- [DATA LINES]:
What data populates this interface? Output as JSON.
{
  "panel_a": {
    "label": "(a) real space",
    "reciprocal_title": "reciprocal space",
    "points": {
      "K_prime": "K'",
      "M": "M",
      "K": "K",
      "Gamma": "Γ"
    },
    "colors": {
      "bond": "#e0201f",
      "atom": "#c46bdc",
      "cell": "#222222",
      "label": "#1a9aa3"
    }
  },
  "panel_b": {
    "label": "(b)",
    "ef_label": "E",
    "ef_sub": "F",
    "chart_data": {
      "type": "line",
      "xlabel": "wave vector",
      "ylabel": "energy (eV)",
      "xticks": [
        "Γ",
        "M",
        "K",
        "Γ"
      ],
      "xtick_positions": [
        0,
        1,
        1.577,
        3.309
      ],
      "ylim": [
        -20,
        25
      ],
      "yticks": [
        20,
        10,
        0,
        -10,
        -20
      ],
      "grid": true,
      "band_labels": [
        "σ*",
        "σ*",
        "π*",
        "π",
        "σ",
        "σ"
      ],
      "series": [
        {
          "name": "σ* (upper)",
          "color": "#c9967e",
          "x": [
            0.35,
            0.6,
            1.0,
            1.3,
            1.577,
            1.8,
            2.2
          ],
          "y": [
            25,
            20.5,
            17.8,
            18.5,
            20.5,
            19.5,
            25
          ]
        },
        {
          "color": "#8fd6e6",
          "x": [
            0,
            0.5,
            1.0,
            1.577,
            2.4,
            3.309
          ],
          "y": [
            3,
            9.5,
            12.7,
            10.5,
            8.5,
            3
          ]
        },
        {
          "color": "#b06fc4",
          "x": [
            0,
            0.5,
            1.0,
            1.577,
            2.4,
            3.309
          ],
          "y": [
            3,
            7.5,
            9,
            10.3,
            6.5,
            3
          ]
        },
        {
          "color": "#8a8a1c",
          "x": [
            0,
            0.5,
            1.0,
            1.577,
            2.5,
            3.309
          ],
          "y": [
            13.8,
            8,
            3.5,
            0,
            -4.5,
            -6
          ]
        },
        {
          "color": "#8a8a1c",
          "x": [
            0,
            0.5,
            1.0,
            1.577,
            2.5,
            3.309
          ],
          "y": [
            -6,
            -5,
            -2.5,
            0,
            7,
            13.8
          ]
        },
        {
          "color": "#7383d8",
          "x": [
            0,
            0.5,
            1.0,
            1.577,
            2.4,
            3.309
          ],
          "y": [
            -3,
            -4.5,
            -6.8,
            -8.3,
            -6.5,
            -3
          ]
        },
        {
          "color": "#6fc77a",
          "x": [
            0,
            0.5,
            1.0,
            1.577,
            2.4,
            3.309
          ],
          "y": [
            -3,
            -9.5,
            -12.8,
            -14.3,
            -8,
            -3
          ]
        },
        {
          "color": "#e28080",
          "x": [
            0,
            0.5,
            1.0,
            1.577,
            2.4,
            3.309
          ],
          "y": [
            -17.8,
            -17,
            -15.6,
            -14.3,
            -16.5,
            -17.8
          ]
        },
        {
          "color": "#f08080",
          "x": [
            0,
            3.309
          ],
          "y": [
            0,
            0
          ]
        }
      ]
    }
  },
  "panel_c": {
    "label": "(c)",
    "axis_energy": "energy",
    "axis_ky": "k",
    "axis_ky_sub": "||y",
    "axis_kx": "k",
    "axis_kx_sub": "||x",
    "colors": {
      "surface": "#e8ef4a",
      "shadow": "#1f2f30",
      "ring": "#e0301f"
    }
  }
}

- [GIVEN PROBLEM]: Every record above needs to be repeated word for word.

- [TASK RESPONSE]:
What data populates this interface? Output as JSON.
{
  "panel_a": {
    "label": "(a) real space",
    "reciprocal_title": "reciprocal space",
    "points": {
      "K_prime": "K'",
      "M": "M",
      "K": "K",
      "Gamma": "Γ"
    },
    "colors": {
      "bond": "#e0201f",
      "atom": "#c46bdc",
      "cell": "#222222",
      "label": "#1a9aa3"
    }
  },
  "panel_b": {
    "label": "(b)",
    "ef_label": "E",
    "ef_sub": "F",
    "chart_data": {
      "type": "line",
      "xlabel": "wave vector",
      "ylabel": "energy (eV)",
      "xticks": [
        "Γ",
        "M",
        "K",
        "Γ"
      ],
      "xtick_positions": [
        0,
        1,
        1.577,
        3.309
      ],
      "ylim": [
        -20,
        25
      ],
      "yticks": [
        20,
        10,
        0,
        -10,
        -20
      ],
      "grid": true,
      "band_labels": [
        "σ*",
        "σ*",
        "π*",
        "π",
        "σ",
        "σ"
      ],
      "series": [
        {
          "name": "σ* (upper)",
          "color": "#c9967e",
          "x": [
            0.35,
            0.6,
            1.0,
            1.3,
            1.577,
            1.8,
            2.2
          ],
          "y": [
            25,
            20.5,
            17.8,
            18.5,
            20.5,
            19.5,
            25
          ]
        },
        {
          "color": "#8fd6e6",
          "x": [
            0,
            0.5,
            1.0,
            1.577,
            2.4,
            3.309
          ],
          "y": [
            3,
            9.5,
            12.7,
            10.5,
            8.5,
            3
          ]
        },
        {
          "color": "#b06fc4",
          "x": [
            0,
            0.5,
            1.0,
            1.577,
            2.4,
            3.309
          ],
          "y": [
            3,
            7.5,
            9,
            10.3,
            6.5,
            3
          ]
        },
        {
          "color": "#8a8a1c",
          "x": [
            0,
            0.5,
            1.0,
            1.577,
            2.5,
            3.309
          ],
          "y": [
            13.8,
            8,
            3.5,
            0,
            -4.5,
            -6
          ]
        },
        {
          "color": "#8a8a1c",
          "x": [
            0,
            0.5,
            1.0,
            1.577,
            2.5,
            3.309
          ],
          "y": [
            -6,
            -5,
            -2.5,
            0,
            7,
            13.8
          ]
        },
        {
          "color": "#7383d8",
          "x": [
            0,
            0.5,
            1.0,
            1.577,
            2.4,
            3.309
          ],
          "y": [
            -3,
            -4.5,
            -6.8,
            -8.3,
            -6.5,
            -3
          ]
        },
        {
          "color": "#6fc77a",
          "x": [
            0,
            0.5,
            1.0,
            1.577,
            2.4,
            3.309
          ],
          "y": [
            -3,
            -9.5,
            -12.8,
            -14.3,
            -8,
            -3
          ]
        },
        {
          "color": "#e28080",
          "x": [
            0,
            0.5,
            1.0,
            1.577,
            2.4,
            3.309
          ],
          "y": [
            -17.8,
            -17,
            -15.6,
            -14.3,
            -16.5,
            -17.8
          ]
        },
        {
          "color": "#f08080",
          "x": [
            0,
            3.309
          ],
          "y": [
            0,
            0
          ]
        }
      ]
    }
  },
  "panel_c": {
    "label": "(c)",
    "axis_energy": "energy",
    "axis_ky": "k",
    "axis_ky_sub": "||y",
    "axis_kx": "k",
    "axis_kx_sub": "||x",
    "colors": {
      "surface": "#e8ef4a",
      "shadow": "#1f2f30",
      "ring": "#e0301f"
    }
  }
}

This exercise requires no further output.